§ Extracted records
———
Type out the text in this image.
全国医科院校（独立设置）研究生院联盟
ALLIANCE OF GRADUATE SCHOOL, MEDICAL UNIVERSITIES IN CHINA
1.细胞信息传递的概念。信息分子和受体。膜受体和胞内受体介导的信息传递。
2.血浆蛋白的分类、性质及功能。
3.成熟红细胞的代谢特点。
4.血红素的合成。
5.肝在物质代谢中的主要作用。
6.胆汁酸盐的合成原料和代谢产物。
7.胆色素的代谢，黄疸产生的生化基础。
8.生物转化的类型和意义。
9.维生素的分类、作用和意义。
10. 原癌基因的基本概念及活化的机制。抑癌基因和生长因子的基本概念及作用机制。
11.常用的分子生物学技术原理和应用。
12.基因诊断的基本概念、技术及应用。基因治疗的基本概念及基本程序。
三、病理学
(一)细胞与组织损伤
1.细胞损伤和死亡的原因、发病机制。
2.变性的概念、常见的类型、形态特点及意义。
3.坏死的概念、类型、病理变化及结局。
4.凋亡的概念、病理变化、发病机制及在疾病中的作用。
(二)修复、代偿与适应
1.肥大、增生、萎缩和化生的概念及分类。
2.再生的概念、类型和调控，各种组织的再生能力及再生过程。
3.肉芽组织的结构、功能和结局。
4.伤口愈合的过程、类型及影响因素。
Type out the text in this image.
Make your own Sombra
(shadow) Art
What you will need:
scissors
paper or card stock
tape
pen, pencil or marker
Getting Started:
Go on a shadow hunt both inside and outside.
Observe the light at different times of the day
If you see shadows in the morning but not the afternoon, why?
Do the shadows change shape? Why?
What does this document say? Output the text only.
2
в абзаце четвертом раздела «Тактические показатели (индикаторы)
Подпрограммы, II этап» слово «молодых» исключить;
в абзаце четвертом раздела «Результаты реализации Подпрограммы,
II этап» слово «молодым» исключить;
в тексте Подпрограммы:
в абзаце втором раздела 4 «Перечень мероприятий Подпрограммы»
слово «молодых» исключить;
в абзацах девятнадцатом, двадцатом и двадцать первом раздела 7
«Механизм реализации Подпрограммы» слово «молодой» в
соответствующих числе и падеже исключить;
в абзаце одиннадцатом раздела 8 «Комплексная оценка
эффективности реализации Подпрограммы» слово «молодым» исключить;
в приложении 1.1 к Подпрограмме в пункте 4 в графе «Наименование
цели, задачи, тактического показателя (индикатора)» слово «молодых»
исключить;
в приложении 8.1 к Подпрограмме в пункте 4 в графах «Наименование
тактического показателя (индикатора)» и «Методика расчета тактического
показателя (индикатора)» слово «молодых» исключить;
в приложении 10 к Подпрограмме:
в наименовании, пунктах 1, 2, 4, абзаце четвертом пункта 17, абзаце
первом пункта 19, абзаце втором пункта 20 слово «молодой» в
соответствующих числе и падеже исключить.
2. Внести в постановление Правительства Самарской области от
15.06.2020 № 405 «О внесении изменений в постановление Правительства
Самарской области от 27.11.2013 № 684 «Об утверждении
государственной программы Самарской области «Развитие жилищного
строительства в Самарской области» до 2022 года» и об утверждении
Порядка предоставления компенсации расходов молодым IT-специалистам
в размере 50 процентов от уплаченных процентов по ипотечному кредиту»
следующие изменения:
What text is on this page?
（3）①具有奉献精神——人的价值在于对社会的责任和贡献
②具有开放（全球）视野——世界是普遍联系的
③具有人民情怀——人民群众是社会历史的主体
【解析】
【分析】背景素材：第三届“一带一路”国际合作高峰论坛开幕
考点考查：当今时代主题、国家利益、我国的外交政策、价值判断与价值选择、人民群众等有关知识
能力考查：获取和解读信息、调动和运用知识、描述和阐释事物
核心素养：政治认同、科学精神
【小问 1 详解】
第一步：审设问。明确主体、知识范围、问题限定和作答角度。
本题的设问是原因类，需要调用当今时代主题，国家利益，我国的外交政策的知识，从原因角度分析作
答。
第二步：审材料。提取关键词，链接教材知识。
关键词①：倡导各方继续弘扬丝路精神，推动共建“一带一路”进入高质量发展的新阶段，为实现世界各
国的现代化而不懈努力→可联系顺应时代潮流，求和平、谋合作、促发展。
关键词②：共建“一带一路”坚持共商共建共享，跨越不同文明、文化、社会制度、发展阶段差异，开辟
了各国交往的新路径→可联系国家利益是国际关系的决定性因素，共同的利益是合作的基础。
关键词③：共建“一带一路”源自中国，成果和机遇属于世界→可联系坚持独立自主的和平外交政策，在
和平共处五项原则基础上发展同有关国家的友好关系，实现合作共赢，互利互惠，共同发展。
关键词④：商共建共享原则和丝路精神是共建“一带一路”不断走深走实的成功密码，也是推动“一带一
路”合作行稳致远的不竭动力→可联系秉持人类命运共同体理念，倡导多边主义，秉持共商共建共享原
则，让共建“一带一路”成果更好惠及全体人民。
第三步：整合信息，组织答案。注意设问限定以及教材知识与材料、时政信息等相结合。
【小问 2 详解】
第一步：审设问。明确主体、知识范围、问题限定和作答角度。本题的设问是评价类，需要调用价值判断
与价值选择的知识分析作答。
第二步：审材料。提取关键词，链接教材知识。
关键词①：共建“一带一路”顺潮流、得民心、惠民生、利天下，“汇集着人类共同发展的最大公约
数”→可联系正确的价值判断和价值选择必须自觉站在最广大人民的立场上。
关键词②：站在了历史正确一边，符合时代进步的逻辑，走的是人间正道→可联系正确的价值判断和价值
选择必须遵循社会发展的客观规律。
———
§ Direction
Transcribe the whole listing exactly.

§ Full output
Type out the text in this image.
全国医科院校（独立设置）研究生院联盟
ALLIANCE OF GRADUATE SCHOOL, MEDICAL UNIVERSITIES IN CHINA
1.细胞信息传递的概念。信息分子和受体。膜受体和胞内受体介导的信息传递。
2.血浆蛋白的分类、性质及功能。
3.成熟红细胞的代谢特点。
4.血红素的合成。
5.肝在物质代谢中的主要作用。
6.胆汁酸盐的合成原料和代谢产物。
7.胆色素的代谢，黄疸产生的生化基础。
8.生物转化的类型和意义。
9.维生素的分类、作用和意义。
10. 原癌基因的基本概念及活化的机制。抑癌基因和生长因子的基本概念及作用机制。
11.常用的分子生物学技术原理和应用。
12.基因诊断的基本概念、技术及应用。基因治疗的基本概念及基本程序。
三、病理学
(一)细胞与组织损伤
1.细胞损伤和死亡的原因、发病机制。
2.变性的概念、常见的类型、形态特点及意义。
3.坏死的概念、类型、病理变化及结局。
4.凋亡的概念、病理变化、发病机制及在疾病中的作用。
(二)修复、代偿与适应
1.肥大、增生、萎缩和化生的概念及分类。
2.再生的概念、类型和调控，各种组织的再生能力及再生过程。
3.肉芽组织的结构、功能和结局。
4.伤口愈合的过程、类型及影响因素。
Type out the text in this image.
Make your own Sombra
(shadow) Art
What you will need:
scissors
paper or card stock
tape
pen, pencil or marker
Getting Started:
Go on a shadow hunt both inside and outside.
Observe the light at different times of the day
If you see shadows in the morning but not the afternoon, why?
Do the shadows change shape? Why?
What does this document say? Output the text only.
2
в абзаце четвертом раздела «Тактические показатели (индикаторы)
Подпрограммы, II этап» слово «молодых» исключить;
в абзаце четвертом раздела «Результаты реализации Подпрограммы,
II этап» слово «молодым» исключить;
в тексте Подпрограммы:
в абзаце втором раздела 4 «Перечень мероприятий Подпрограммы»
слово «молодых» исключить;
в абзацах девятнадцатом, двадцатом и двадцать первом раздела 7
«Механизм реализации Подпрограммы» слово «молодой» в
соответствующих числе и падеже исключить;
в абзаце одиннадцатом раздела 8 «Комплексная оценка
эффективности реализации Подпрограммы» слово «молодым» исключить;
в приложении 1.1 к Подпрограмме в пункте 4 в графе «Наименование
цели, задачи, тактического показателя (индикатора)» слово «молодых»
исключить;
в приложении 8.1 к Подпрограмме в пункте 4 в графах «Наименование
тактического показателя (индикатора)» и «Методика расчета тактического
показателя (индикатора)» слово «молодых» исключить;
в приложении 10 к Подпрограмме:
в наименовании, пунктах 1, 2, 4, абзаце четвертом пункта 17, абзаце
первом пункта 19, абзаце втором пункта 20 слово «молодой» в
соответствующих числе и падеже исключить.
2. Внести в постановление Правительства Самарской области от
15.06.2020 № 405 «О внесении изменений в постановление Правительства
Самарской области от 27.11.2013 № 684 «Об утверждении
государственной программы Самарской области «Развитие жилищного
строительства в Самарской области» до 2022 года» и об утверждении
Порядка предоставления компенсации расходов молодым IT-специалистам
в размере 50 процентов от уплаченных процентов по ипотечному кредиту»
следующие изменения:
What text is on this page?
（3）①具有奉献精神——人的价值在于对社会的责任和贡献
②具有开放（全球）视野——世界是普遍联系的
③具有人民情怀——人民群众是社会历史的主体
【解析】
【分析】背景素材：第三届“一带一路”国际合作高峰论坛开幕
考点考查：当今时代主题、国家利益、我国的外交政策、价值判断与价值选择、人民群众等有关知识
能力考查：获取和解读信息、调动和运用知识、描述和阐释事物
核心素养：政治认同、科学精神
【小问 1 详解】
第一步：审设问。明确主体、知识范围、问题限定和作答角度。
本题的设问是原因类，需要调用当今时代主题，国家利益，我国的外交政策的知识，从原因角度分析作
答。
第二步：审材料。提取关键词，链接教材知识。
关键词①：倡导各方继续弘扬丝路精神，推动共建“一带一路”进入高质量发展的新阶段，为实现世界各
国的现代化而不懈努力→可联系顺应时代潮流，求和平、谋合作、促发展。
关键词②：共建“一带一路”坚持共商共建共享，跨越不同文明、文化、社会制度、发展阶段差异，开辟
了各国交往的新路径→可联系国家利益是国际关系的决定性因素，共同的利益是合作的基础。
关键词③：共建“一带一路”源自中国，成果和机遇属于世界→可联系坚持独立自主的和平外交政策，在
和平共处五项原则基础上发展同有关国家的友好关系，实现合作共赢，互利互惠，共同发展。
关键词④：商共建共享原则和丝路精神是共建“一带一路”不断走深走实的成功密码，也是推动“一带一
路”合作行稳致远的不竭动力→可联系秉持人类命运共同体理念，倡导多边主义，秉持共商共建共享原
则，让共建“一带一路”成果更好惠及全体人民。
第三步：整合信息，组织答案。注意设问限定以及教材知识与材料、时政信息等相结合。
【小问 2 详解】
第一步：审设问。明确主体、知识范围、问题限定和作答角度。本题的设问是评价类，需要调用价值判断
与价值选择的知识分析作答。
第二步：审材料。提取关键词，链接教材知识。
关键词①：共建“一带一路”顺潮流、得民心、惠民生、利天下，“汇集着人类共同发展的最大公约
数”→可联系正确的价值判断和价值选择必须自觉站在最广大人民的立场上。
关键词②：站在了历史正确一边，符合时代进步的逻辑，走的是人间正道→可联系正确的价值判断和价值
选择必须遵循社会发展的客观规律。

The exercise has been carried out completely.